Exercise brief =>
Rewrite the records below, swapping every "legend-swatch" for "legend-color-box" and leaving everything else unchanged.

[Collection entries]
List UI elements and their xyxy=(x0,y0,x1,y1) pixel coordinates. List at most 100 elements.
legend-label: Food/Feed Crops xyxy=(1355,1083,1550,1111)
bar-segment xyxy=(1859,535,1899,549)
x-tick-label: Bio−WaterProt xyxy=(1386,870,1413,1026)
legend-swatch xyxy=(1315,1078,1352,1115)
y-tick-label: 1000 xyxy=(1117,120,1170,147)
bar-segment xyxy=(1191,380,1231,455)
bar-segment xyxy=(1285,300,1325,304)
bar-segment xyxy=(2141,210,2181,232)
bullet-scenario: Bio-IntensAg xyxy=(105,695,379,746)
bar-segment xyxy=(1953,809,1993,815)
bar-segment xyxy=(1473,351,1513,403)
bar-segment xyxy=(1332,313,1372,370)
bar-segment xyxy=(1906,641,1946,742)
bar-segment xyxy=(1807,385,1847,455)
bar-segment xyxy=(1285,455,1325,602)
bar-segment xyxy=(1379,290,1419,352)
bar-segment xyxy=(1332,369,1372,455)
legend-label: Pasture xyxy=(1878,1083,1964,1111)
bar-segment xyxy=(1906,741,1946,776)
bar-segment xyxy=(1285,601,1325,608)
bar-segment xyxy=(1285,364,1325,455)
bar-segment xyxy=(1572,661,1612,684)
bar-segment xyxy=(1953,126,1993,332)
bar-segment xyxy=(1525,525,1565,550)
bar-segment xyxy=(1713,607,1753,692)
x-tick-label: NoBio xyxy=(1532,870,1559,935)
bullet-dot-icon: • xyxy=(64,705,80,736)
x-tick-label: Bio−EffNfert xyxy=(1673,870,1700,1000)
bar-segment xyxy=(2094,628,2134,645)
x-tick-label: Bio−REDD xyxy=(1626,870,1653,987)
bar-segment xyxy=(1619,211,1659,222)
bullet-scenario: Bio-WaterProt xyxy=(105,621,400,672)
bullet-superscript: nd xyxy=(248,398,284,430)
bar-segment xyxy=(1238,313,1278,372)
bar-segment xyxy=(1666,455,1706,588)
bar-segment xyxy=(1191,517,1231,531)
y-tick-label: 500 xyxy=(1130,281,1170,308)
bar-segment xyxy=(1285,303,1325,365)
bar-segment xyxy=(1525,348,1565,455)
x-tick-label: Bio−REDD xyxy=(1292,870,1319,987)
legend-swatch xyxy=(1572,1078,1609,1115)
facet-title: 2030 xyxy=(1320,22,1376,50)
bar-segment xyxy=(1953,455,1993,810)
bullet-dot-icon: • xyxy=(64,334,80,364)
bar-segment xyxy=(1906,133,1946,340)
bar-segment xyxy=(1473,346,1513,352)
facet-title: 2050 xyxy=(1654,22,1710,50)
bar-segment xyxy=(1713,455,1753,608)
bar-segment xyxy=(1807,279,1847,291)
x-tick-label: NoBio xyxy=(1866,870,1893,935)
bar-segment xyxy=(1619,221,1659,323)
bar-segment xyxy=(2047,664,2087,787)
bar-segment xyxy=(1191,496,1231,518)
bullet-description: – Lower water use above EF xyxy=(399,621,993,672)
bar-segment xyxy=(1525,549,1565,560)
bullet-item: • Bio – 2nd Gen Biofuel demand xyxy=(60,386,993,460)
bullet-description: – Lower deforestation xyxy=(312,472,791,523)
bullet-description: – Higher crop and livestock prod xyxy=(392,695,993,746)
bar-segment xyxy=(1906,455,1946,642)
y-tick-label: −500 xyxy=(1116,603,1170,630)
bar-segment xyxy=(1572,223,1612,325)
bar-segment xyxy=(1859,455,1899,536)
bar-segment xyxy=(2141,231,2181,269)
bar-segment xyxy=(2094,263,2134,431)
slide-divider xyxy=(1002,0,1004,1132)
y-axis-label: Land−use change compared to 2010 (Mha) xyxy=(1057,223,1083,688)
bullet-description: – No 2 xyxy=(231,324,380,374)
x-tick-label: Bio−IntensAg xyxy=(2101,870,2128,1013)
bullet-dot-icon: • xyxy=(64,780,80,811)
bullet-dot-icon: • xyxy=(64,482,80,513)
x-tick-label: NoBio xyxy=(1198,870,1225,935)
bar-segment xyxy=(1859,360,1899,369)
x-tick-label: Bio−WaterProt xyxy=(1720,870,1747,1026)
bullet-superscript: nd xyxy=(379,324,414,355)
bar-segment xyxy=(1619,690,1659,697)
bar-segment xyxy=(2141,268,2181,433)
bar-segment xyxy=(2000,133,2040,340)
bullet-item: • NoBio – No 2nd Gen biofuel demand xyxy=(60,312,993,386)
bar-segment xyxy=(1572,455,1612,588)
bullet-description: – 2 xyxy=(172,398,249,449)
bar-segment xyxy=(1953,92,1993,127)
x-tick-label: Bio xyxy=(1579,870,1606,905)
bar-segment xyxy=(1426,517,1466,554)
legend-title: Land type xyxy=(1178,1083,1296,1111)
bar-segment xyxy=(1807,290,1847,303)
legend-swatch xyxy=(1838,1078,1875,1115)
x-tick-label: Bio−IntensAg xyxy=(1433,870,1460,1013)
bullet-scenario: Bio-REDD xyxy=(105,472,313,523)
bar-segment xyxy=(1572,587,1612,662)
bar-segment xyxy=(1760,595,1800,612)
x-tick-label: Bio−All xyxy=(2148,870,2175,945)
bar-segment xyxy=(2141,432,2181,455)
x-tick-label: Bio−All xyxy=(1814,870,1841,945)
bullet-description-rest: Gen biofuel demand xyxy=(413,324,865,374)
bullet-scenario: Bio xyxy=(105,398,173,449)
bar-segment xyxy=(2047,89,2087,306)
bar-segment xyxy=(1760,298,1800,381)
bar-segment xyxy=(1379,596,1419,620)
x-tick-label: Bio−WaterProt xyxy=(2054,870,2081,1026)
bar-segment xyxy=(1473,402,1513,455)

Problem solution =>
List UI elements and their xyxy=(x0,y0,x1,y1) pixel coordinates. List at most 100 elements.
legend-label: Food/Feed Crops xyxy=(1355,1083,1550,1111)
bar-segment xyxy=(1859,535,1899,549)
x-tick-label: Bio−WaterProt xyxy=(1386,870,1413,1026)
legend-color-box xyxy=(1315,1078,1352,1115)
y-tick-label: 1000 xyxy=(1117,120,1170,147)
bar-segment xyxy=(1191,380,1231,455)
bar-segment xyxy=(1285,300,1325,304)
bar-segment xyxy=(2141,210,2181,232)
bullet-scenario: Bio-IntensAg xyxy=(105,695,379,746)
bar-segment xyxy=(1953,809,1993,815)
bar-segment xyxy=(1473,351,1513,403)
bar-segment xyxy=(1332,313,1372,370)
bar-segment xyxy=(1906,641,1946,742)
bar-segment xyxy=(1807,385,1847,455)
bar-segment xyxy=(1285,455,1325,602)
bar-segment xyxy=(1379,290,1419,352)
bar-segment xyxy=(1332,369,1372,455)
legend-label: Pasture xyxy=(1878,1083,1964,1111)
bar-segment xyxy=(1906,741,1946,776)
bar-segment xyxy=(1285,601,1325,608)
bar-segment xyxy=(1285,364,1325,455)
bar-segment xyxy=(1572,661,1612,684)
bar-segment xyxy=(1953,126,1993,332)
bar-segment xyxy=(1525,525,1565,550)
bar-segment xyxy=(1713,607,1753,692)
x-tick-label: NoBio xyxy=(1532,870,1559,935)
bullet-dot-icon: • xyxy=(64,705,80,736)
x-tick-label: Bio−EffNfert xyxy=(1673,870,1700,1000)
bar-segment xyxy=(2094,628,2134,645)
x-tick-label: Bio−REDD xyxy=(1626,870,1653,987)
bar-segment xyxy=(1619,211,1659,222)
bullet-scenario: Bio-WaterProt xyxy=(105,621,400,672)
bullet-superscript: nd xyxy=(248,398,284,430)
bar-segment xyxy=(1238,313,1278,372)
bar-segment xyxy=(1666,455,1706,588)
bar-segment xyxy=(1191,517,1231,531)
y-tick-label: 500 xyxy=(1130,281,1170,308)
bar-segment xyxy=(1285,303,1325,365)
bar-segment xyxy=(1525,348,1565,455)
x-tick-label: Bio−REDD xyxy=(1292,870,1319,987)
legend-color-box xyxy=(1572,1078,1609,1115)
facet-title: 2030 xyxy=(1320,22,1376,50)
bar-segment xyxy=(1953,455,1993,810)
bullet-dot-icon: • xyxy=(64,334,80,364)
bar-segment xyxy=(1906,133,1946,340)
bar-segment xyxy=(1473,346,1513,352)
facet-title: 2050 xyxy=(1654,22,1710,50)
bar-segment xyxy=(1713,455,1753,608)
bar-segment xyxy=(1807,279,1847,291)
x-tick-label: NoBio xyxy=(1866,870,1893,935)
bar-segment xyxy=(1619,221,1659,323)
bar-segment xyxy=(2047,664,2087,787)
bar-segment xyxy=(1191,496,1231,518)
bullet-description: – Lower water use above EF xyxy=(399,621,993,672)
bar-segment xyxy=(1525,549,1565,560)
bullet-item: • Bio – 2nd Gen Biofuel demand xyxy=(60,386,993,460)
bullet-description: – Lower deforestation xyxy=(312,472,791,523)
bullet-description: – Higher crop and livestock prod xyxy=(392,695,993,746)
bar-segment xyxy=(1906,455,1946,642)
y-tick-label: −500 xyxy=(1116,603,1170,630)
bar-segment xyxy=(1572,223,1612,325)
bar-segment xyxy=(1859,455,1899,536)
bar-segment xyxy=(2141,231,2181,269)
bar-segment xyxy=(2094,263,2134,431)
slide-divider xyxy=(1002,0,1004,1132)
y-axis-label: Land−use change compared to 2010 (Mha) xyxy=(1057,223,1083,688)
bullet-description: – No 2 xyxy=(231,324,380,374)
x-tick-label: Bio−IntensAg xyxy=(2101,870,2128,1013)
bullet-dot-icon: • xyxy=(64,780,80,811)
bullet-dot-icon: • xyxy=(64,482,80,513)
x-tick-label: NoBio xyxy=(1198,870,1225,935)
bar-segment xyxy=(1859,360,1899,369)
x-tick-label: Bio−WaterProt xyxy=(1720,870,1747,1026)
bullet-superscript: nd xyxy=(379,324,414,355)
bar-segment xyxy=(1619,690,1659,697)
bar-segment xyxy=(2141,268,2181,433)
bar-segment xyxy=(2000,133,2040,340)
bullet-item: • NoBio – No 2nd Gen biofuel demand xyxy=(60,312,993,386)
bar-segment xyxy=(1572,455,1612,588)
bullet-description: – 2 xyxy=(172,398,249,449)
bar-segment xyxy=(1953,92,1993,127)
x-tick-label: Bio xyxy=(1579,870,1606,905)
bar-segment xyxy=(1426,517,1466,554)
legend-title: Land type xyxy=(1178,1083,1296,1111)
bar-segment xyxy=(1807,290,1847,303)
legend-color-box xyxy=(1838,1078,1875,1115)
x-tick-label: Bio−IntensAg xyxy=(1433,870,1460,1013)
bullet-scenario: Bio-REDD xyxy=(105,472,313,523)
bar-segment xyxy=(1572,587,1612,662)
bar-segment xyxy=(1760,595,1800,612)
x-tick-label: Bio−All xyxy=(2148,870,2175,945)
bar-segment xyxy=(2141,432,2181,455)
x-tick-label: Bio−All xyxy=(1814,870,1841,945)
bullet-description-rest: Gen biofuel demand xyxy=(413,324,865,374)
bullet-scenario: Bio xyxy=(105,398,173,449)
bar-segment xyxy=(2047,89,2087,306)
bar-segment xyxy=(1760,298,1800,381)
bar-segment xyxy=(1379,596,1419,620)
x-tick-label: Bio−WaterProt xyxy=(2054,870,2081,1026)
bar-segment xyxy=(1473,402,1513,455)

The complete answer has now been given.